(Collected data entries)
====================
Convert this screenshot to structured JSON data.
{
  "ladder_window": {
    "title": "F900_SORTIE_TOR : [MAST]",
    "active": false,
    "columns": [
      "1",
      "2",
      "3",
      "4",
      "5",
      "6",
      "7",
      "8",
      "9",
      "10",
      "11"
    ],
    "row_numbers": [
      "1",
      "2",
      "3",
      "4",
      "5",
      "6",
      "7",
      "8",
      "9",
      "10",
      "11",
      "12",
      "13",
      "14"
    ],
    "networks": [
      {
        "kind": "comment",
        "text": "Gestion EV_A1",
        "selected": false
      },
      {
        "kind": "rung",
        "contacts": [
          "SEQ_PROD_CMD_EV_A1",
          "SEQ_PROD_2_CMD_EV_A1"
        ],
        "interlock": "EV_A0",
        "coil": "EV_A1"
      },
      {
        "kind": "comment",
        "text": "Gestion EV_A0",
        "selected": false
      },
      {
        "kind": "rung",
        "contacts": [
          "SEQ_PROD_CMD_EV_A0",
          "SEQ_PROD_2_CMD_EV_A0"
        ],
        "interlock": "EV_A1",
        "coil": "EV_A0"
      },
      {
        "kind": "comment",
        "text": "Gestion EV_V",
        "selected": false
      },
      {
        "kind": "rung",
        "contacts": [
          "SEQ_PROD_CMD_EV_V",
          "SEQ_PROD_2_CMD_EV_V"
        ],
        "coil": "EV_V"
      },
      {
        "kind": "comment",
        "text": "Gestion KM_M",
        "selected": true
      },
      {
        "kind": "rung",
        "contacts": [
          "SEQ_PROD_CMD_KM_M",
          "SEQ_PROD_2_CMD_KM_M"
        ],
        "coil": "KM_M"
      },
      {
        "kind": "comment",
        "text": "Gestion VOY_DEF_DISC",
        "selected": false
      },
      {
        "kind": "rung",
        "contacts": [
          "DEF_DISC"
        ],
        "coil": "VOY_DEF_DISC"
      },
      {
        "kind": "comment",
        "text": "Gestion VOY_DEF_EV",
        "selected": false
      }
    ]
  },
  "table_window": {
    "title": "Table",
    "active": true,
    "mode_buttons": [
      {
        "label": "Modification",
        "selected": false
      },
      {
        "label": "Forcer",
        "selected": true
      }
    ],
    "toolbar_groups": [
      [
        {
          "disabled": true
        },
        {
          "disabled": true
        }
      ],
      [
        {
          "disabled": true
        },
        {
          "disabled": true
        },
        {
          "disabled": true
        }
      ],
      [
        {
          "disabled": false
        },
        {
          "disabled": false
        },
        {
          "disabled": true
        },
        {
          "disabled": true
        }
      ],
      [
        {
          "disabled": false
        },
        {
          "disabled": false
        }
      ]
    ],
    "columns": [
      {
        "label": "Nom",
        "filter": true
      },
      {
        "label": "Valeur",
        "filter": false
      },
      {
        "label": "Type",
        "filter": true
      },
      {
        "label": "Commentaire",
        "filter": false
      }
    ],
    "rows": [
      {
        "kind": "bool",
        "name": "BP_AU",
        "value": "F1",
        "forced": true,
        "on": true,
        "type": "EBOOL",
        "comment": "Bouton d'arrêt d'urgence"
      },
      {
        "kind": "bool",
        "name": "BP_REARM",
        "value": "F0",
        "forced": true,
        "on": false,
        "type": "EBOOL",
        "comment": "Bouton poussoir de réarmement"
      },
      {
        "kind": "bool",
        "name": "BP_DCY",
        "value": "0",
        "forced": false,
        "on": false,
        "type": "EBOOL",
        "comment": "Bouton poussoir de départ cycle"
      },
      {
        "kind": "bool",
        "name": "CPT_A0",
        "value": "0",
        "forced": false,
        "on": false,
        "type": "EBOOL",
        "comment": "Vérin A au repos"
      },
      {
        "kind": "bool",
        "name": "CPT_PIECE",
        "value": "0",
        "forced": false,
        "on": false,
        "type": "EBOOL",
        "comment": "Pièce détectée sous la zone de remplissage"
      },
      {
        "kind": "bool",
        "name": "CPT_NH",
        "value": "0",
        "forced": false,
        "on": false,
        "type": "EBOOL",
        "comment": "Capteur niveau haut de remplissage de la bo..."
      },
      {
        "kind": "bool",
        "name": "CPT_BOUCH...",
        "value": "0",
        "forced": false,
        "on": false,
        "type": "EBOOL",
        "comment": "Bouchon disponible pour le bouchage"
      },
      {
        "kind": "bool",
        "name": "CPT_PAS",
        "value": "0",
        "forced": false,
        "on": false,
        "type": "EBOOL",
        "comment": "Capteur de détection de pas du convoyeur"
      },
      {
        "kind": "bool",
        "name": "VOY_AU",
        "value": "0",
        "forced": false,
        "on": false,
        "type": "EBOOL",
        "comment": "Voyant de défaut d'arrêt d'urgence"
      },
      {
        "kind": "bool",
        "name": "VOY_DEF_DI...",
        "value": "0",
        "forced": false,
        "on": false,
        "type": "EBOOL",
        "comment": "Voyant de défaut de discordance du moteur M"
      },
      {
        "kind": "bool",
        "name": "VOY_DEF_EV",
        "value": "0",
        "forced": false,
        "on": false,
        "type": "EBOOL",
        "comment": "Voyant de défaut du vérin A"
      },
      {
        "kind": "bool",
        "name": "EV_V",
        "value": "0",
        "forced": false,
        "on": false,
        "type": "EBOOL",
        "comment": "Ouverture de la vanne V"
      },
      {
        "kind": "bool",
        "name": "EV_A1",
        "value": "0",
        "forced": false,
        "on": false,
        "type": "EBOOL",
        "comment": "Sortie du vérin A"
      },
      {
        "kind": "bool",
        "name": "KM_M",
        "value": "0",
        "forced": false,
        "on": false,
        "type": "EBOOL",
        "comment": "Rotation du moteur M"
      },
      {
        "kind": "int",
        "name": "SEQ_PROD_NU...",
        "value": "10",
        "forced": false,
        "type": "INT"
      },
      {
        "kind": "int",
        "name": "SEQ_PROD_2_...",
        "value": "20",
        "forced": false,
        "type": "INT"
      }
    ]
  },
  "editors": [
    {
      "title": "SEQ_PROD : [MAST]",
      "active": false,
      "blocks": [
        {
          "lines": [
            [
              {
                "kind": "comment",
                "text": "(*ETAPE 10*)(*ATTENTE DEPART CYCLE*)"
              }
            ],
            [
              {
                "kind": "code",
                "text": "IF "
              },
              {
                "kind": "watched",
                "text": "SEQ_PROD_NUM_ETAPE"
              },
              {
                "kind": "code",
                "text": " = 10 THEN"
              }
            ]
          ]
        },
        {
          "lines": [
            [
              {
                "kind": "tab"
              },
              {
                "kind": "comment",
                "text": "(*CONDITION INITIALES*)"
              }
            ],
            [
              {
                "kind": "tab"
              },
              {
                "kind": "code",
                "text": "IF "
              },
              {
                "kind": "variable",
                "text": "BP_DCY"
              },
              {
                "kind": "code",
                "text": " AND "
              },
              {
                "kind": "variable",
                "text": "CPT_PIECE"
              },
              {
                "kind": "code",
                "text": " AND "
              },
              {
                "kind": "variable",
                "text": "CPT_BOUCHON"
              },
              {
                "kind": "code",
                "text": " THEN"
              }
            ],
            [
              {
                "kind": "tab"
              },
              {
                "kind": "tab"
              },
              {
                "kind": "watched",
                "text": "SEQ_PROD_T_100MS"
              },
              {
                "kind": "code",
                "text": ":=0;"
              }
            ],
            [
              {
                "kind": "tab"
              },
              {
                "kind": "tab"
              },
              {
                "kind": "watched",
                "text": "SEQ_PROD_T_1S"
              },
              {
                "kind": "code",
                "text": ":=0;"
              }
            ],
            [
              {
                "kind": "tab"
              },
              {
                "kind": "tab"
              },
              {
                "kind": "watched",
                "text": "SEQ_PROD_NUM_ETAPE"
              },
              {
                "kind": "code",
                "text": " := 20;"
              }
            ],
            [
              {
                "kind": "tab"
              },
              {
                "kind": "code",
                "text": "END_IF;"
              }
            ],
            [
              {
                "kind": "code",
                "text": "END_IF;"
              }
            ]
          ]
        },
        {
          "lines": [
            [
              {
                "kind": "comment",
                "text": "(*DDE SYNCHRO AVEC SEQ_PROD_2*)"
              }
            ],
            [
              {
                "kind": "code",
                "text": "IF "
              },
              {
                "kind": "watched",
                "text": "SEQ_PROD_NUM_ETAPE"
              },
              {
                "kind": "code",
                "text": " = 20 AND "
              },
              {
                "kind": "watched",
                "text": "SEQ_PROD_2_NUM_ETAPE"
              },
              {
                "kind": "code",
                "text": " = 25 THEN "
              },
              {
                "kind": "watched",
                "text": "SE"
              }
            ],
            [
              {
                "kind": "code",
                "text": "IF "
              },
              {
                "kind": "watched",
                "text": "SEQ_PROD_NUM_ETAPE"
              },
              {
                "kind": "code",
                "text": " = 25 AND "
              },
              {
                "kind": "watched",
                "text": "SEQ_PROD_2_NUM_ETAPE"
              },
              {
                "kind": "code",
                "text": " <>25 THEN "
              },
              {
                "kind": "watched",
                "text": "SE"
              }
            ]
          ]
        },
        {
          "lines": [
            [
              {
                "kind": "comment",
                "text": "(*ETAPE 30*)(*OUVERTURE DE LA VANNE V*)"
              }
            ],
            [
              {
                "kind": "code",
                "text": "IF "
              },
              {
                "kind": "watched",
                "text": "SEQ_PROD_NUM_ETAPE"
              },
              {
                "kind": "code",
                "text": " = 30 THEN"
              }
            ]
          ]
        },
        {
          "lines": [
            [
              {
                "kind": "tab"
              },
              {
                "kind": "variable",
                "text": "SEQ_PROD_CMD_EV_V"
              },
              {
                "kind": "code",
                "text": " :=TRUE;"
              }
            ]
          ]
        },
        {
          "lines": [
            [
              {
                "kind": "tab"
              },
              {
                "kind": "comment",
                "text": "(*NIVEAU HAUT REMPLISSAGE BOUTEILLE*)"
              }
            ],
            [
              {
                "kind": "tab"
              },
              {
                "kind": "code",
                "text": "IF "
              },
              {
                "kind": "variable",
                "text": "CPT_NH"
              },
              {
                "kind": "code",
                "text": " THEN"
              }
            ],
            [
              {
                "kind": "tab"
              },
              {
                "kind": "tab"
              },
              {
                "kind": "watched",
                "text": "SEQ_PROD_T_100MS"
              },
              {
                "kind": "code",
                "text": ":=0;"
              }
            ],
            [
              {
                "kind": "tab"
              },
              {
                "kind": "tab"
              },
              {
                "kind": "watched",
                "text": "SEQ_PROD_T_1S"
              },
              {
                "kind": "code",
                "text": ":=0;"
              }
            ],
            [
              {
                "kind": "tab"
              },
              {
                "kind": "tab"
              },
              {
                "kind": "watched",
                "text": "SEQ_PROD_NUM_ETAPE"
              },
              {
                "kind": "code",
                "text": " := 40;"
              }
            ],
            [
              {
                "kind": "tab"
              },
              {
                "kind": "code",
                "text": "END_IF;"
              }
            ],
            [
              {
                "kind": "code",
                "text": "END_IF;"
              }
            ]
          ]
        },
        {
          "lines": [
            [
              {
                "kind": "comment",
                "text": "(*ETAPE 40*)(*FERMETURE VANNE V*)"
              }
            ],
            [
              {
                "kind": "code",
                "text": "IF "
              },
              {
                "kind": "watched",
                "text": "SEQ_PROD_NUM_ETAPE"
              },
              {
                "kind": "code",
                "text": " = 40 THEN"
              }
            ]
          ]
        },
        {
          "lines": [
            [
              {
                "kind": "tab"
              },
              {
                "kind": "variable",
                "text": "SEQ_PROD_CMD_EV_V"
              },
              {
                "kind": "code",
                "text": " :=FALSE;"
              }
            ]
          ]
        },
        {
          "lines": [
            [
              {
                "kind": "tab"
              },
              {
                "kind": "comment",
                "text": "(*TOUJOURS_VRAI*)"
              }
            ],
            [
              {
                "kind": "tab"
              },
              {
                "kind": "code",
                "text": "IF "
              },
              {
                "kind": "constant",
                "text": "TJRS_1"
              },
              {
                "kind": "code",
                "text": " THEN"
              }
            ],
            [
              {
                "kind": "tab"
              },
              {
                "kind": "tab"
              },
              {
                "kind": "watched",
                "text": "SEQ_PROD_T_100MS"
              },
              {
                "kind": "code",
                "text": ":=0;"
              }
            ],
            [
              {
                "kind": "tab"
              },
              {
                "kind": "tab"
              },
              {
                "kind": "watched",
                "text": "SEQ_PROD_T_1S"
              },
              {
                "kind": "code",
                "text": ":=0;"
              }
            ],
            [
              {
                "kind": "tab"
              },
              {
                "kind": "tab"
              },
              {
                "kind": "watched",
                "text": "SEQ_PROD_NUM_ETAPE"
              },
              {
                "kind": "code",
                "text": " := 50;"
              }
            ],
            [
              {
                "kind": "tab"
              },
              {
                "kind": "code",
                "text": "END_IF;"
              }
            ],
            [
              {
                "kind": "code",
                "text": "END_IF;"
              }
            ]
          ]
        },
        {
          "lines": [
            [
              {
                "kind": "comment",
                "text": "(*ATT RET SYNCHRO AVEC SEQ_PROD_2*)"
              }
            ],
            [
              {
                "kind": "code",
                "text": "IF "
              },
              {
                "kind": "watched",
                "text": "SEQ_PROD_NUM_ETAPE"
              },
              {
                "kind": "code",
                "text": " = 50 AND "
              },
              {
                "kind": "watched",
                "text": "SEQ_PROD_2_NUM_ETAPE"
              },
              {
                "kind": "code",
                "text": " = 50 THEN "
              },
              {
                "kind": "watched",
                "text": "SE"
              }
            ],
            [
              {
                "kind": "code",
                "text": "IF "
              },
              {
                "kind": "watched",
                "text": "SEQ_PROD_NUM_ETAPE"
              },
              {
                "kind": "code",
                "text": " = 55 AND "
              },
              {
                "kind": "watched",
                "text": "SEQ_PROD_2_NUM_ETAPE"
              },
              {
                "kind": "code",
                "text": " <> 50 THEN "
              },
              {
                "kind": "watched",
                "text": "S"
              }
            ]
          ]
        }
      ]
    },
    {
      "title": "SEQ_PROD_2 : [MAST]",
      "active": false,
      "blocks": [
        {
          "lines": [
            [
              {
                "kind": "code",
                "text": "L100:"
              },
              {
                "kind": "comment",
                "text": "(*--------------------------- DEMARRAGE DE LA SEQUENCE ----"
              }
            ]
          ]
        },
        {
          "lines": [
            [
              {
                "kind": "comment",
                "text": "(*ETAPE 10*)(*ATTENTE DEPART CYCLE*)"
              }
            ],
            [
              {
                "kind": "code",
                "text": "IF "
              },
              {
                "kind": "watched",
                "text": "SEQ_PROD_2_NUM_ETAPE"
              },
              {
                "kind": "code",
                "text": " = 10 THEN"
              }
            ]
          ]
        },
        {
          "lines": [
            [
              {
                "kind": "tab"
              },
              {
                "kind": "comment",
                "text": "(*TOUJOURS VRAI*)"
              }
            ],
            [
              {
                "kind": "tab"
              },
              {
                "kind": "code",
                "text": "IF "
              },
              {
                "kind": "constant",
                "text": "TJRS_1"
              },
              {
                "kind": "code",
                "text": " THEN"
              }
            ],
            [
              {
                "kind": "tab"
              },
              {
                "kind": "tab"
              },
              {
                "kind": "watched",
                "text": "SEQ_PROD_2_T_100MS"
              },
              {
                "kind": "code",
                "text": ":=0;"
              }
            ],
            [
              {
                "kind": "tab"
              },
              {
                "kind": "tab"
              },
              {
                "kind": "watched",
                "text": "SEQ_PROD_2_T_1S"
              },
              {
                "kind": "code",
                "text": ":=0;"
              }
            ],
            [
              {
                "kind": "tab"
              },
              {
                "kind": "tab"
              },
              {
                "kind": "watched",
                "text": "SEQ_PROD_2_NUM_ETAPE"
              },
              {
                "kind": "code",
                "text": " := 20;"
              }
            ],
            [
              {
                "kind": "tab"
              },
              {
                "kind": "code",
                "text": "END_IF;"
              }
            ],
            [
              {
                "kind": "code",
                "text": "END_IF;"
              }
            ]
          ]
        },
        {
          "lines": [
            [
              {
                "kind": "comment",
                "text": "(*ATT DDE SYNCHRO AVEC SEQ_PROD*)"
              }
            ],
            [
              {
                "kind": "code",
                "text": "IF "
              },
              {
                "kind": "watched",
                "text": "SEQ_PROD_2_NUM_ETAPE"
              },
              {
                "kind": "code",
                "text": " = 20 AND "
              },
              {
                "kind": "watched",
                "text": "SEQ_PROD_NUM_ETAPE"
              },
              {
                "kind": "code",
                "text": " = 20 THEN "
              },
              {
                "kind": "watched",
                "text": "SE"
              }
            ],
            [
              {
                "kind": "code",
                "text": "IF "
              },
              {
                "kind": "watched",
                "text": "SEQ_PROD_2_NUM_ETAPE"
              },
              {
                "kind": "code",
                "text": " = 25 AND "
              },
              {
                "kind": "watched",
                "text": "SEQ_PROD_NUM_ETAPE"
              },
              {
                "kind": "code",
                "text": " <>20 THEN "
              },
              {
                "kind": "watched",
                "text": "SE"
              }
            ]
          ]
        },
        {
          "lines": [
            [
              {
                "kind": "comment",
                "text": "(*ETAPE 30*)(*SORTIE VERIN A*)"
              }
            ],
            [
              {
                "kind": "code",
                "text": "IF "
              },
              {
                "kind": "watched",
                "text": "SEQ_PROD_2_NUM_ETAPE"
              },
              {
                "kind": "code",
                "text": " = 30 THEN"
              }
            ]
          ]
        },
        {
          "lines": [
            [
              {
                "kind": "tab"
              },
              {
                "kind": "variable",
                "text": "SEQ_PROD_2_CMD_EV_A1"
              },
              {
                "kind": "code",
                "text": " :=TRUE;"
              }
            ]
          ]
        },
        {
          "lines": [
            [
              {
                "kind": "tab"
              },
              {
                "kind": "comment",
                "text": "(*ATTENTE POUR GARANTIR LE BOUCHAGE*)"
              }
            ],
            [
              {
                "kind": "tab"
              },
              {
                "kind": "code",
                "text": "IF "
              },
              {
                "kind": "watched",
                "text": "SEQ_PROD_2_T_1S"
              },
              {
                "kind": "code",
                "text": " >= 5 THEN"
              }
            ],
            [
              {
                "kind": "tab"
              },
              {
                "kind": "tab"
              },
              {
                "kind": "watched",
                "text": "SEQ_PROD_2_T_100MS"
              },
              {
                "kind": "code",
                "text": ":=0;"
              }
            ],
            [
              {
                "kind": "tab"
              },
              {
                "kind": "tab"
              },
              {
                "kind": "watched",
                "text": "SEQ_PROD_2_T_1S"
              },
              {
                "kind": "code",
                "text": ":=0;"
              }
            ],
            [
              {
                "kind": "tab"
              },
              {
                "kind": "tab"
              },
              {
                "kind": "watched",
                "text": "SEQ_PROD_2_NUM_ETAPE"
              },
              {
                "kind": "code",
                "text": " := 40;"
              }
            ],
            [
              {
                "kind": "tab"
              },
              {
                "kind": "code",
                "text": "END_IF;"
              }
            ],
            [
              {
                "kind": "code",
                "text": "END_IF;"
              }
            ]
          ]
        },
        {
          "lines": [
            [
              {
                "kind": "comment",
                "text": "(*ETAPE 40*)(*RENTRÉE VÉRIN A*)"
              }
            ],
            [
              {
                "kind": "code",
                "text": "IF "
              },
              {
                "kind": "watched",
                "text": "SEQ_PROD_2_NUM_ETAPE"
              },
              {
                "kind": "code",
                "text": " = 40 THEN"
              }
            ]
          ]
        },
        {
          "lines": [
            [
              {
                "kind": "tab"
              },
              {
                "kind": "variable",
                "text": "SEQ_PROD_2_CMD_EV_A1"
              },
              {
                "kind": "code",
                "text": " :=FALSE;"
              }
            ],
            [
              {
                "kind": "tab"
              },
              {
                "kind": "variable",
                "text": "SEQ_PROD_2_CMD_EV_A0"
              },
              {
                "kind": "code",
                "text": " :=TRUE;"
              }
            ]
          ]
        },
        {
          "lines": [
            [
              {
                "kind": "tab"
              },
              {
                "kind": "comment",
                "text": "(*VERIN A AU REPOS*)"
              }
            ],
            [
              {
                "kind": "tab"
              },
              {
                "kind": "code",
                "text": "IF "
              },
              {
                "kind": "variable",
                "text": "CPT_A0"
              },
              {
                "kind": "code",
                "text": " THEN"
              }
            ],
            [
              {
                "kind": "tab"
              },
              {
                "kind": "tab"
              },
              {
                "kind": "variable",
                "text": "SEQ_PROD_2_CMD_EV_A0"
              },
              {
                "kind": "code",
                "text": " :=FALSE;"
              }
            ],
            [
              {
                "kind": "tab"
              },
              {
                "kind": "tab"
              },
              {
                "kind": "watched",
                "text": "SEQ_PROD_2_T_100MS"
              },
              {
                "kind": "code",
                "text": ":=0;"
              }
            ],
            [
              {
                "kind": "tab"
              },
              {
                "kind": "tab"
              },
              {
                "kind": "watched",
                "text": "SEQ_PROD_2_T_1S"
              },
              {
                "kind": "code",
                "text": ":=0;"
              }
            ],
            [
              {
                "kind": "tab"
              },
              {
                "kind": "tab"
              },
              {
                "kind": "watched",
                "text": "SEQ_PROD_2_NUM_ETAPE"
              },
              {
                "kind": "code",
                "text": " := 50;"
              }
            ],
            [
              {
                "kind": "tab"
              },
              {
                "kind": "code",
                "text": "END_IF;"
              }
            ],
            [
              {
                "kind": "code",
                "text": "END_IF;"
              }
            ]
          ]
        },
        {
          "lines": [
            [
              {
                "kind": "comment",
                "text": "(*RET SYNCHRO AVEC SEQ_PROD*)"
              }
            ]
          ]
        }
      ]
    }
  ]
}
====================
WRITTEN TASK: Read the entries above, then pull out the lines that include "Bouton".

RESULT OF THIS EXERCISE:
        "comment": "Bouton d'arrêt d'urgence"
        "comment": "Bouton poussoir de réarmement"
        "comment": "Bouton poussoir de départ cycle"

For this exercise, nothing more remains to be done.